## Problem to work on
Gather from the material every line that contains the string "content".

## Supplied data

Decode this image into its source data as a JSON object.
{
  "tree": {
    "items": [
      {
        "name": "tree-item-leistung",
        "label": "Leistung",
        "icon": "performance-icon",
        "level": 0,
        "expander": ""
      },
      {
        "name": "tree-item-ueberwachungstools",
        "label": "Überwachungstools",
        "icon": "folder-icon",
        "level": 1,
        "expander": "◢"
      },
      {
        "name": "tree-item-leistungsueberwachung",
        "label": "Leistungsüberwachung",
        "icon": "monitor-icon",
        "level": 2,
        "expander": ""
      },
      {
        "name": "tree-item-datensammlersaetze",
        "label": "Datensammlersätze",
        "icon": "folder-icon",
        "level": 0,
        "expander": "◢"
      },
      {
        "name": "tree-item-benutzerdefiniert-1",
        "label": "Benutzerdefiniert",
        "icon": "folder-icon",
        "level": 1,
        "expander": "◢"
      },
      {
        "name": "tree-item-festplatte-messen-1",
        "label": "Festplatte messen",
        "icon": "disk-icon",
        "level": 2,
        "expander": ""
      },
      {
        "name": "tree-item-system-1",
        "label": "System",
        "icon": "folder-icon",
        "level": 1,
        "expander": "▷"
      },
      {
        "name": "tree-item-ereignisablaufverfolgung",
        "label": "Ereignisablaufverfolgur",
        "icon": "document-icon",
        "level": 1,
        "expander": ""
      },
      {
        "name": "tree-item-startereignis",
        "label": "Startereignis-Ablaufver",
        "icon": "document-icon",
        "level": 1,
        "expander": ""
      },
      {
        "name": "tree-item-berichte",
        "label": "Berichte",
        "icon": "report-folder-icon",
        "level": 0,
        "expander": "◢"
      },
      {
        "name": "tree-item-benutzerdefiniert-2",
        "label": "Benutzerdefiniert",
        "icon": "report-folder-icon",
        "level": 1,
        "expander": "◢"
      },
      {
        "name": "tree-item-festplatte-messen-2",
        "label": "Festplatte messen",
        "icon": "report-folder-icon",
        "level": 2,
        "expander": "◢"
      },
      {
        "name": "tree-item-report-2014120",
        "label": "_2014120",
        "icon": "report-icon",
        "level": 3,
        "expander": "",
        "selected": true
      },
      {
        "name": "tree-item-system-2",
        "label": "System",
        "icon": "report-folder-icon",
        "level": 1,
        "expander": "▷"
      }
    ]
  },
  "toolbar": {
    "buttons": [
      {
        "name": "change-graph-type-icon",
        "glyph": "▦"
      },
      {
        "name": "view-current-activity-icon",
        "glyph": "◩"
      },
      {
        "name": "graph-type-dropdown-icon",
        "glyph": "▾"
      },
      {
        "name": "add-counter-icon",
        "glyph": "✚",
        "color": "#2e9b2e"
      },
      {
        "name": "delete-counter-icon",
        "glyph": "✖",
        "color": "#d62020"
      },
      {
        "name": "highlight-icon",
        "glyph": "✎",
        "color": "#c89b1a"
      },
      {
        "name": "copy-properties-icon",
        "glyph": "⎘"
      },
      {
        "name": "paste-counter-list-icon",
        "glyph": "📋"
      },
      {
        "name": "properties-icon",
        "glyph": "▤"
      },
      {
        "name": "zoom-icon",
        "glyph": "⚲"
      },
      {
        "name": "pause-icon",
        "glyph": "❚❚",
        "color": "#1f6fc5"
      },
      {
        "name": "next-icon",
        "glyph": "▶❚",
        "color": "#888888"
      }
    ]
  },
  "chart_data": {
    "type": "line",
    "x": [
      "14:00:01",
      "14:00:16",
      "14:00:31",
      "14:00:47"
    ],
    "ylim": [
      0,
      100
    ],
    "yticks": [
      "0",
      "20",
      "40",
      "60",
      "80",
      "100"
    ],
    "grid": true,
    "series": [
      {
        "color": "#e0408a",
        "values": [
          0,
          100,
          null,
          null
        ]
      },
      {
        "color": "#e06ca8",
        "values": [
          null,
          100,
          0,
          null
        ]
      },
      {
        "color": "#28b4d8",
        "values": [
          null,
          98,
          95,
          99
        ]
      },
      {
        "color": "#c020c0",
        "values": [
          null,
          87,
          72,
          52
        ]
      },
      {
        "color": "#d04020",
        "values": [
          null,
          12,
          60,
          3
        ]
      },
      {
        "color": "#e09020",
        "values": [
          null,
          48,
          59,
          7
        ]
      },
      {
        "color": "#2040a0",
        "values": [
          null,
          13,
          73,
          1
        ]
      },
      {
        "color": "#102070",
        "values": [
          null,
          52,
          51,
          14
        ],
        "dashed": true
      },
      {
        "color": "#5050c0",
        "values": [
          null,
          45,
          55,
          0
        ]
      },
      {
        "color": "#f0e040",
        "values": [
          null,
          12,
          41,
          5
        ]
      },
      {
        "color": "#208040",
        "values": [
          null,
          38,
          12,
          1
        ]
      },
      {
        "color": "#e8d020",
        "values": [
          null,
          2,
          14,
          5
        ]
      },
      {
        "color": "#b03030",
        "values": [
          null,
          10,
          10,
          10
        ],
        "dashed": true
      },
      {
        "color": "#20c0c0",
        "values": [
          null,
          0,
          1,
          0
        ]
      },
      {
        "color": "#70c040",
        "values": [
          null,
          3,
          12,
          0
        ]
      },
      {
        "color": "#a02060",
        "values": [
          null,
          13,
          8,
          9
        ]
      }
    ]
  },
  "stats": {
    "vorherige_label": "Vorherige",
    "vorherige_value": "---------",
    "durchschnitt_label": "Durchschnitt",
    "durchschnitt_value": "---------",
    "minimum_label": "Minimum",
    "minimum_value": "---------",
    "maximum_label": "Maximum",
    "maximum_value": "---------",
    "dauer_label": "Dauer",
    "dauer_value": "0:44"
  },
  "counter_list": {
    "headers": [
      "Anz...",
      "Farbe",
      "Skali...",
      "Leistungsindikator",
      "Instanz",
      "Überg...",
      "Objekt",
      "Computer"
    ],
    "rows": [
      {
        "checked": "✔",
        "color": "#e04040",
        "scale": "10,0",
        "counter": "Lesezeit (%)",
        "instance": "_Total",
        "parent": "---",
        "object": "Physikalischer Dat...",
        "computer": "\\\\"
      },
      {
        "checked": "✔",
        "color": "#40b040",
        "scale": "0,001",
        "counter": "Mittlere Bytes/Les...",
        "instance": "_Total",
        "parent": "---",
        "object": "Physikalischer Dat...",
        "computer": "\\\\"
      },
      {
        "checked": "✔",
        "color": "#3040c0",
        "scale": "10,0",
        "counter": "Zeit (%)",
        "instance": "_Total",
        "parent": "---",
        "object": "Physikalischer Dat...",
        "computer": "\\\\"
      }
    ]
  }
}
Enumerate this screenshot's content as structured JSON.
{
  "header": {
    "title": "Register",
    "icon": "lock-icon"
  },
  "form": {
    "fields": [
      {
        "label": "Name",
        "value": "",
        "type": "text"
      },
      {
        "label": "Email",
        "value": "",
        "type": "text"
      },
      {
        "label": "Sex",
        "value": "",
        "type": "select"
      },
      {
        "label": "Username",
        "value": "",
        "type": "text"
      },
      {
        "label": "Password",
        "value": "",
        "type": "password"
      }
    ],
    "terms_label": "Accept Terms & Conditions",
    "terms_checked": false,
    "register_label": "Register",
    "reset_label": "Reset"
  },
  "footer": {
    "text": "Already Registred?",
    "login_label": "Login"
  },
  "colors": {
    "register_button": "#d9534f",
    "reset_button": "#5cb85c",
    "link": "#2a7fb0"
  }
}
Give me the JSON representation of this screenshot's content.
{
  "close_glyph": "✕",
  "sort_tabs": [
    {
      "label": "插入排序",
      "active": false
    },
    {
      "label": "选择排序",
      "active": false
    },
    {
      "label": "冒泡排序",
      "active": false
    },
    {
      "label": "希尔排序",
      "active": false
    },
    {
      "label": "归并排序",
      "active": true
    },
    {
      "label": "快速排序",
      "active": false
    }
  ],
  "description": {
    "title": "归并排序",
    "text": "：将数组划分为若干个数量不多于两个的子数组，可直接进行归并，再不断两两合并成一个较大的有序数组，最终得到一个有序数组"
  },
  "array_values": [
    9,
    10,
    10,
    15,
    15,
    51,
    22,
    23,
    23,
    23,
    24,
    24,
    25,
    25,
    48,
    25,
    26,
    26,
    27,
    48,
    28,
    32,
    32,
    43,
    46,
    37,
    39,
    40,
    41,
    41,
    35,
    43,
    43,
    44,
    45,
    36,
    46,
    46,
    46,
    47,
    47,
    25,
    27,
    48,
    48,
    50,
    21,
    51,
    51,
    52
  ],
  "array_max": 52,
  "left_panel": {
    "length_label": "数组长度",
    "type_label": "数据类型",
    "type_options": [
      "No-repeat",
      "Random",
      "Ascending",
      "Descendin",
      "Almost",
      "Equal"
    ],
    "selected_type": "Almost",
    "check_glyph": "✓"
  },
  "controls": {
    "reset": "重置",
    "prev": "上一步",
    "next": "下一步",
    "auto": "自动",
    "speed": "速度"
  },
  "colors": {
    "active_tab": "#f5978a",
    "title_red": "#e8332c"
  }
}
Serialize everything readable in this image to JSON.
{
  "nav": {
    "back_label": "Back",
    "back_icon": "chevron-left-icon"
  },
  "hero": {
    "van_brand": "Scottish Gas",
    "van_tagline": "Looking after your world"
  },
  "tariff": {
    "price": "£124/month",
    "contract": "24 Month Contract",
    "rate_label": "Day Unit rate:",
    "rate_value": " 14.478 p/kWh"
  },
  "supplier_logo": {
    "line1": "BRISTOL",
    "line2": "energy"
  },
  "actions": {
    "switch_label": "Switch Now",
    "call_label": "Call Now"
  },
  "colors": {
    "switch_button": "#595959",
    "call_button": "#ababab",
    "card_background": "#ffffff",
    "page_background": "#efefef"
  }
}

## Answer
Enumerate this screenshot's content as structured JSON.
Give me the JSON representation of this screenshot's content.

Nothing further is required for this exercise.